■ **Problem to solve**: Restate each entry word for word, leaving nothing out.

■ **Data in this exercise**:
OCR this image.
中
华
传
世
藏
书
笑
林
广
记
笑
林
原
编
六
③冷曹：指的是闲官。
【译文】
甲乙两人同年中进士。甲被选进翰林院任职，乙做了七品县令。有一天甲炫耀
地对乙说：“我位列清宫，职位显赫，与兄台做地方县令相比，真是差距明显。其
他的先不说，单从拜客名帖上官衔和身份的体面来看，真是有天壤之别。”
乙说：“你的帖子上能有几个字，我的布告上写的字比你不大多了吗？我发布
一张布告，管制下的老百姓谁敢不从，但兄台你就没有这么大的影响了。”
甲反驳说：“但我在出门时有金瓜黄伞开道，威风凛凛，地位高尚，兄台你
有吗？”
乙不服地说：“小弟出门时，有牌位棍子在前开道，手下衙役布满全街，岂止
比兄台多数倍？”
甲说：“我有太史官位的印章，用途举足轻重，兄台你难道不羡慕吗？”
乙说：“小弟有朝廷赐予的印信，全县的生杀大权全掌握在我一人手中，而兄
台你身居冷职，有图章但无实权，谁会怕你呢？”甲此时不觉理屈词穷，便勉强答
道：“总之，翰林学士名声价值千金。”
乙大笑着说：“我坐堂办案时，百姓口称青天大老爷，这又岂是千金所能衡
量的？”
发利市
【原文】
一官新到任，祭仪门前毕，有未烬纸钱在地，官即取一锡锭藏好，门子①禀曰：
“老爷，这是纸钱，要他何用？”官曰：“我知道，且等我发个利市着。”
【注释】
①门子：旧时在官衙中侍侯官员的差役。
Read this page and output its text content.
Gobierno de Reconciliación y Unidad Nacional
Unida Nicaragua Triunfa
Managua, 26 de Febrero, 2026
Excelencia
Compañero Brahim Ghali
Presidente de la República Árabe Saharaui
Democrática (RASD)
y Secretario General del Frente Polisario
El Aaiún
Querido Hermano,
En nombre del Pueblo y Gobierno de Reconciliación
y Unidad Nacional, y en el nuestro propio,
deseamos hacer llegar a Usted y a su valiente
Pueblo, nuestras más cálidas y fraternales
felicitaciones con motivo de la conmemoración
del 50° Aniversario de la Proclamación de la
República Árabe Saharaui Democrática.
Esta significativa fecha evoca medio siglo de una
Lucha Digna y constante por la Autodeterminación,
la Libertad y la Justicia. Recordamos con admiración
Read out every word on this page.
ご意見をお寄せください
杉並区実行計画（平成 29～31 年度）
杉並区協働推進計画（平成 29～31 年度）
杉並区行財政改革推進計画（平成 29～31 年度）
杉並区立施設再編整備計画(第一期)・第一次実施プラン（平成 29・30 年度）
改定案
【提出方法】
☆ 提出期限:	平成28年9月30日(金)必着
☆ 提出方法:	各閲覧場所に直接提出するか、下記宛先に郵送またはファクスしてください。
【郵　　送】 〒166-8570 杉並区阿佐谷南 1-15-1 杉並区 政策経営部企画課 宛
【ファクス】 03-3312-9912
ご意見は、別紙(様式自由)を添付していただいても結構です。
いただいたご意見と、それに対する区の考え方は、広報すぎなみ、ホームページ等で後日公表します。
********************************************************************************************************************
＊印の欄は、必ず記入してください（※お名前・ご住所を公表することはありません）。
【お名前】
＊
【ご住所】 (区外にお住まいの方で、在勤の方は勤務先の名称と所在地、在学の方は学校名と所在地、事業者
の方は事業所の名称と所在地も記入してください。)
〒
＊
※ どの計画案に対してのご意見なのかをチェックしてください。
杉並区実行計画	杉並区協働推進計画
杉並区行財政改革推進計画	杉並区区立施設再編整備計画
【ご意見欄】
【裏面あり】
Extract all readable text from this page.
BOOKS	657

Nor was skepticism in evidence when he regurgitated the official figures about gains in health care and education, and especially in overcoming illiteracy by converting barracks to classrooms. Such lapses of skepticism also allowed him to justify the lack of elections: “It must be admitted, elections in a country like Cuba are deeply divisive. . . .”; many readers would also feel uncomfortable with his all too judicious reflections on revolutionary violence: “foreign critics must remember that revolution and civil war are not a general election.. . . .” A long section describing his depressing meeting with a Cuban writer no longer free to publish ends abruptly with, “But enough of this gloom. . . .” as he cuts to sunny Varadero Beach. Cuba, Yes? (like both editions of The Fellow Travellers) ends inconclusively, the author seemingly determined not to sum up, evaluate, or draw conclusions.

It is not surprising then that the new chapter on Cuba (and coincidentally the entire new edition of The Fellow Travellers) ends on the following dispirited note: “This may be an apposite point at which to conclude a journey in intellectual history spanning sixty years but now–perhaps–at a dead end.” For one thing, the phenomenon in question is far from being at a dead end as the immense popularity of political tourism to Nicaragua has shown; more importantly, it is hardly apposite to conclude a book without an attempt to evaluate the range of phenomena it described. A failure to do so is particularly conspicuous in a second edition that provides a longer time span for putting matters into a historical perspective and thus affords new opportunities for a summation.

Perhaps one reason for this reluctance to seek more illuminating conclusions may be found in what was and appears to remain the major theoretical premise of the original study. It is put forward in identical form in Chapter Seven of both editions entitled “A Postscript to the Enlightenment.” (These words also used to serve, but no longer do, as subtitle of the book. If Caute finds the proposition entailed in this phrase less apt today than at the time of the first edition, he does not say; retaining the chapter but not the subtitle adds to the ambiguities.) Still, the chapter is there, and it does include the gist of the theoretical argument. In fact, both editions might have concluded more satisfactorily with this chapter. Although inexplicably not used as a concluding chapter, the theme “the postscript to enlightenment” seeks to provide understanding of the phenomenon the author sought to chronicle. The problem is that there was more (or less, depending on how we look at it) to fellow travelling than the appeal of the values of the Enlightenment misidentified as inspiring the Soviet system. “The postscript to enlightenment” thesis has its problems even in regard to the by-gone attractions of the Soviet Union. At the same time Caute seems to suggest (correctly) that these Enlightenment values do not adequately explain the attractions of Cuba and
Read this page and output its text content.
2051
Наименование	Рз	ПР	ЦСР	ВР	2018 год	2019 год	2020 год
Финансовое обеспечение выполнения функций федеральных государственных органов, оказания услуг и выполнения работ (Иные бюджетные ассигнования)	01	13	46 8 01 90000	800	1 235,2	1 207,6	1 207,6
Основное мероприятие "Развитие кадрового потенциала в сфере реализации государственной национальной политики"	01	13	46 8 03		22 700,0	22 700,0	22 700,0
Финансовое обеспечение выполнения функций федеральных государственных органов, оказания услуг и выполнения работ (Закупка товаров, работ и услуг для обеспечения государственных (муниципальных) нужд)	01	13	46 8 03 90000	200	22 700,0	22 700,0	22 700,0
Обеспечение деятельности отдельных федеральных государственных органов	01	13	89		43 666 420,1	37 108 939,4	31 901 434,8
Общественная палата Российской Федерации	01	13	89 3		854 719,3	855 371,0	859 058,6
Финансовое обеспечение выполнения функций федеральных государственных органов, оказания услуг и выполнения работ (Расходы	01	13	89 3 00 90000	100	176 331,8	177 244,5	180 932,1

■ **Written answer**:
OCR this image.
中
华
传
世
藏
书
笑
林
广
记
笑
林
原
编
六
③冷曹：指的是闲官。
【译文】
甲乙两人同年中进士。甲被选进翰林院任职，乙做了七品县令。有一天甲炫耀
地对乙说：“我位列清宫，职位显赫，与兄台做地方县令相比，真是差距明显。其
他的先不说，单从拜客名帖上官衔和身份的体面来看，真是有天壤之别。”
乙说：“你的帖子上能有几个字，我的布告上写的字比你不大多了吗？我发布
一张布告，管制下的老百姓谁敢不从，但兄台你就没有这么大的影响了。”
甲反驳说：“但我在出门时有金瓜黄伞开道，威风凛凛，地位高尚，兄台你
有吗？”
乙不服地说：“小弟出门时，有牌位棍子在前开道，手下衙役布满全街，岂止
比兄台多数倍？”
甲说：“我有太史官位的印章，用途举足轻重，兄台你难道不羡慕吗？”
乙说：“小弟有朝廷赐予的印信，全县的生杀大权全掌握在我一人手中，而兄
台你身居冷职，有图章但无实权，谁会怕你呢？”甲此时不觉理屈词穷，便勉强答
道：“总之，翰林学士名声价值千金。”
乙大笑着说：“我坐堂办案时，百姓口称青天大老爷，这又岂是千金所能衡
量的？”
发利市
【原文】
一官新到任，祭仪门前毕，有未烬纸钱在地，官即取一锡锭藏好，门子①禀曰：
“老爷，这是纸钱，要他何用？”官曰：“我知道，且等我发个利市着。”
【注释】
①门子：旧时在官衙中侍侯官员的差役。
Read this page and output its text content.
Gobierno de Reconciliación y Unidad Nacional
Unida Nicaragua Triunfa
Managua, 26 de Febrero, 2026
Excelencia
Compañero Brahim Ghali
Presidente de la República Árabe Saharaui
Democrática (RASD)
y Secretario General del Frente Polisario
El Aaiún
Querido Hermano,
En nombre del Pueblo y Gobierno de Reconciliación
y Unidad Nacional, y en el nuestro propio,
deseamos hacer llegar a Usted y a su valiente
Pueblo, nuestras más cálidas y fraternales
felicitaciones con motivo de la conmemoración
del 50° Aniversario de la Proclamación de la
República Árabe Saharaui Democrática.
Esta significativa fecha evoca medio siglo de una
Lucha Digna y constante por la Autodeterminación,
la Libertad y la Justicia. Recordamos con admiración
Read out every word on this page.
ご意見をお寄せください
杉並区実行計画（平成 29～31 年度）
杉並区協働推進計画（平成 29～31 年度）
杉並区行財政改革推進計画（平成 29～31 年度）
杉並区立施設再編整備計画(第一期)・第一次実施プラン（平成 29・30 年度）
改定案
【提出方法】
☆ 提出期限:	平成28年9月30日(金)必着
☆ 提出方法:	各閲覧場所に直接提出するか、下記宛先に郵送またはファクスしてください。
【郵　　送】 〒166-8570 杉並区阿佐谷南 1-15-1 杉並区 政策経営部企画課 宛
【ファクス】 03-3312-9912
ご意見は、別紙(様式自由)を添付していただいても結構です。
いただいたご意見と、それに対する区の考え方は、広報すぎなみ、ホームページ等で後日公表します。
********************************************************************************************************************
＊印の欄は、必ず記入してください（※お名前・ご住所を公表することはありません）。
【お名前】
＊
【ご住所】 (区外にお住まいの方で、在勤の方は勤務先の名称と所在地、在学の方は学校名と所在地、事業者
の方は事業所の名称と所在地も記入してください。)
〒
＊
※ どの計画案に対してのご意見なのかをチェックしてください。
杉並区実行計画	杉並区協働推進計画
杉並区行財政改革推進計画	杉並区区立施設再編整備計画
【ご意見欄】
【裏面あり】
Extract all readable text from this page.
BOOKS	657

Nor was skepticism in evidence when he regurgitated the official figures about gains in health care and education, and especially in overcoming illiteracy by converting barracks to classrooms. Such lapses of skepticism also allowed him to justify the lack of elections: “It must be admitted, elections in a country like Cuba are deeply divisive. . . .”; many readers would also feel uncomfortable with his all too judicious reflections on revolutionary violence: “foreign critics must remember that revolution and civil war are not a general election.. . . .” A long section describing his depressing meeting with a Cuban writer no longer free to publish ends abruptly with, “But enough of this gloom. . . .” as he cuts to sunny Varadero Beach. Cuba, Yes? (like both editions of The Fellow Travellers) ends inconclusively, the author seemingly determined not to sum up, evaluate, or draw conclusions.

It is not surprising then that the new chapter on Cuba (and coincidentally the entire new edition of The Fellow Travellers) ends on the following dispirited note: “This may be an apposite point at which to conclude a journey in intellectual history spanning sixty years but now–perhaps–at a dead end.” For one thing, the phenomenon in question is far from being at a dead end as the immense popularity of political tourism to Nicaragua has shown; more importantly, it is hardly apposite to conclude a book without an attempt to evaluate the range of phenomena it described. A failure to do so is particularly conspicuous in a second edition that provides a longer time span for putting matters into a historical perspective and thus affords new opportunities for a summation.

Perhaps one reason for this reluctance to seek more illuminating conclusions may be found in what was and appears to remain the major theoretical premise of the original study. It is put forward in identical form in Chapter Seven of both editions entitled “A Postscript to the Enlightenment.” (These words also used to serve, but no longer do, as subtitle of the book. If Caute finds the proposition entailed in this phrase less apt today than at the time of the first edition, he does not say; retaining the chapter but not the subtitle adds to the ambiguities.) Still, the chapter is there, and it does include the gist of the theoretical argument. In fact, both editions might have concluded more satisfactorily with this chapter. Although inexplicably not used as a concluding chapter, the theme “the postscript to enlightenment” seeks to provide understanding of the phenomenon the author sought to chronicle. The problem is that there was more (or less, depending on how we look at it) to fellow travelling than the appeal of the values of the Enlightenment misidentified as inspiring the Soviet system. “The postscript to enlightenment” thesis has its problems even in regard to the by-gone attractions of the Soviet Union. At the same time Caute seems to suggest (correctly) that these Enlightenment values do not adequately explain the attractions of Cuba and
Read this page and output its text content.
2051
Наименование	Рз	ПР	ЦСР	ВР	2018 год	2019 год	2020 год
Финансовое обеспечение выполнения функций федеральных государственных органов, оказания услуг и выполнения работ (Иные бюджетные ассигнования)	01	13	46 8 01 90000	800	1 235,2	1 207,6	1 207,6
Основное мероприятие "Развитие кадрового потенциала в сфере реализации государственной национальной политики"	01	13	46 8 03		22 700,0	22 700,0	22 700,0
Финансовое обеспечение выполнения функций федеральных государственных органов, оказания услуг и выполнения работ (Закупка товаров, работ и услуг для обеспечения государственных (муниципальных) нужд)	01	13	46 8 03 90000	200	22 700,0	22 700,0	22 700,0
Обеспечение деятельности отдельных федеральных государственных органов	01	13	89		43 666 420,1	37 108 939,4	31 901 434,8
Общественная палата Российской Федерации	01	13	89 3		854 719,3	855 371,0	859 058,6
Финансовое обеспечение выполнения функций федеральных государственных органов, оказания услуг и выполнения работ (Расходы	01	13	89 3 00 90000	100	176 331,8	177 244,5	180 932,1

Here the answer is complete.